## Goal of the exercise
Return the records exactly as they are.
── Dataset rows
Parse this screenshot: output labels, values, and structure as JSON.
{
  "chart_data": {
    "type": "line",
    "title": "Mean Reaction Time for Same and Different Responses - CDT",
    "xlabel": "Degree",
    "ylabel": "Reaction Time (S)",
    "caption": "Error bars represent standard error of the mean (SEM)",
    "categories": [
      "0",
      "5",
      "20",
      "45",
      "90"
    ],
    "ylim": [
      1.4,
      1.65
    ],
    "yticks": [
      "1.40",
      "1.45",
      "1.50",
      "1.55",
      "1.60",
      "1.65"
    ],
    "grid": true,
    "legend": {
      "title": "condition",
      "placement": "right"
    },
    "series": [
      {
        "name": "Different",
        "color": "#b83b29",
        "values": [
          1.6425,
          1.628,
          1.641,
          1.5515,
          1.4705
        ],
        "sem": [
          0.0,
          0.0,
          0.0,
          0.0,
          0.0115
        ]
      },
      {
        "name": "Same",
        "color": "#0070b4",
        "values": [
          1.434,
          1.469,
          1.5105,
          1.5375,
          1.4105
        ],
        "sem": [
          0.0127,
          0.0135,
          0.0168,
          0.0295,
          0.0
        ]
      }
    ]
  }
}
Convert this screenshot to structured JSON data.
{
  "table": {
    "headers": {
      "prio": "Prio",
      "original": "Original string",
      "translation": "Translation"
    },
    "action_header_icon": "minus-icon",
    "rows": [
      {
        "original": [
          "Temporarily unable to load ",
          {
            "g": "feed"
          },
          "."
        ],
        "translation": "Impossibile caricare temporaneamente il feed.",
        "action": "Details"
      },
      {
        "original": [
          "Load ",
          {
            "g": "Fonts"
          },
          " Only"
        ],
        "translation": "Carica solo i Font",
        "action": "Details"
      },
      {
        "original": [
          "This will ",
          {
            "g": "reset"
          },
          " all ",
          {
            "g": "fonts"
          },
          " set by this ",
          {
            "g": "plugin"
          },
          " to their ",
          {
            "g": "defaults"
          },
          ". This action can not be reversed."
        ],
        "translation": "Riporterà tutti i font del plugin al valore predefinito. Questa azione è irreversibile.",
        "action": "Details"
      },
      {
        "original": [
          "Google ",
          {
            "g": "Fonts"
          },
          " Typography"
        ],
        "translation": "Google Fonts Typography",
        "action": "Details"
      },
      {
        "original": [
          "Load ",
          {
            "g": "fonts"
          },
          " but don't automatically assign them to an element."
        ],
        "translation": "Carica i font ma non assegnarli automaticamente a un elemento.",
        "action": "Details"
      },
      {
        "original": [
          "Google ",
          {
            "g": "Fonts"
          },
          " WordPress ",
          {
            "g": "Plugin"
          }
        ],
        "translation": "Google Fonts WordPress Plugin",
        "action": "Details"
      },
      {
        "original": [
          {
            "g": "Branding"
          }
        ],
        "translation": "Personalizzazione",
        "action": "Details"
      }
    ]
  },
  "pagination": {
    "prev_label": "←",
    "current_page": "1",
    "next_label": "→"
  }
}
────
## Written answer
Parse this screenshot: output labels, values, and structure as JSON.
{
  "chart_data": {
    "type": "line",
    "title": "Mean Reaction Time for Same and Different Responses - CDT",
    "xlabel": "Degree",
    "ylabel": "Reaction Time (S)",
    "caption": "Error bars represent standard error of the mean (SEM)",
    "categories": [
      "0",
      "5",
      "20",
      "45",
      "90"
    ],
    "ylim": [
      1.4,
      1.65
    ],
    "yticks": [
      "1.40",
      "1.45",
      "1.50",
      "1.55",
      "1.60",
      "1.65"
    ],
    "grid": true,
    "legend": {
      "title": "condition",
      "placement": "right"
    },
    "series": [
      {
        "name": "Different",
        "color": "#b83b29",
        "values": [
          1.6425,
          1.628,
          1.641,
          1.5515,
          1.4705
        ],
        "sem": [
          0.0,
          0.0,
          0.0,
          0.0,
          0.0115
        ]
      },
      {
        "name": "Same",
        "color": "#0070b4",
        "values": [
          1.434,
          1.469,
          1.5105,
          1.5375,
          1.4105
        ],
        "sem": [
          0.0127,
          0.0135,
          0.0168,
          0.0295,
          0.0
        ]
      }
    ]
  }
}
Convert this screenshot to structured JSON data.
{
  "table": {
    "headers": {
      "prio": "Prio",
      "original": "Original string",
      "translation": "Translation"
    },
    "action_header_icon": "minus-icon",
    "rows": [
      {
        "original": [
          "Temporarily unable to load ",
          {
            "g": "feed"
          },
          "."
        ],
        "translation": "Impossibile caricare temporaneamente il feed.",
        "action": "Details"
      },
      {
        "original": [
          "Load ",
          {
            "g": "Fonts"
          },
          " Only"
        ],
        "translation": "Carica solo i Font",
        "action": "Details"
      },
      {
        "original": [
          "This will ",
          {
            "g": "reset"
          },
          " all ",
          {
            "g": "fonts"
          },
          " set by this ",
          {
            "g": "plugin"
          },
          " to their ",
          {
            "g": "defaults"
          },
          ". This action can not be reversed."
        ],
        "translation": "Riporterà tutti i font del plugin al valore predefinito. Questa azione è irreversibile.",
        "action": "Details"
      },
      {
        "original": [
          "Google ",
          {
            "g": "Fonts"
          },
          " Typography"
        ],
        "translation": "Google Fonts Typography",
        "action": "Details"
      },
      {
        "original": [
          "Load ",
          {
            "g": "fonts"
          },
          " but don't automatically assign them to an element."
        ],
        "translation": "Carica i font ma non assegnarli automaticamente a un elemento.",
        "action": "Details"
      },
      {
        "original": [
          "Google ",
          {
            "g": "Fonts"
          },
          " WordPress ",
          {
            "g": "Plugin"
          }
        ],
        "translation": "Google Fonts WordPress Plugin",
        "action": "Details"
      },
      {
        "original": [
          {
            "g": "Branding"
          }
        ],
        "translation": "Personalizzazione",
        "action": "Details"
      }
    ]
  },
  "pagination": {
    "prev_label": "←",
    "current_page": "1",
    "next_label": "→"
  }
}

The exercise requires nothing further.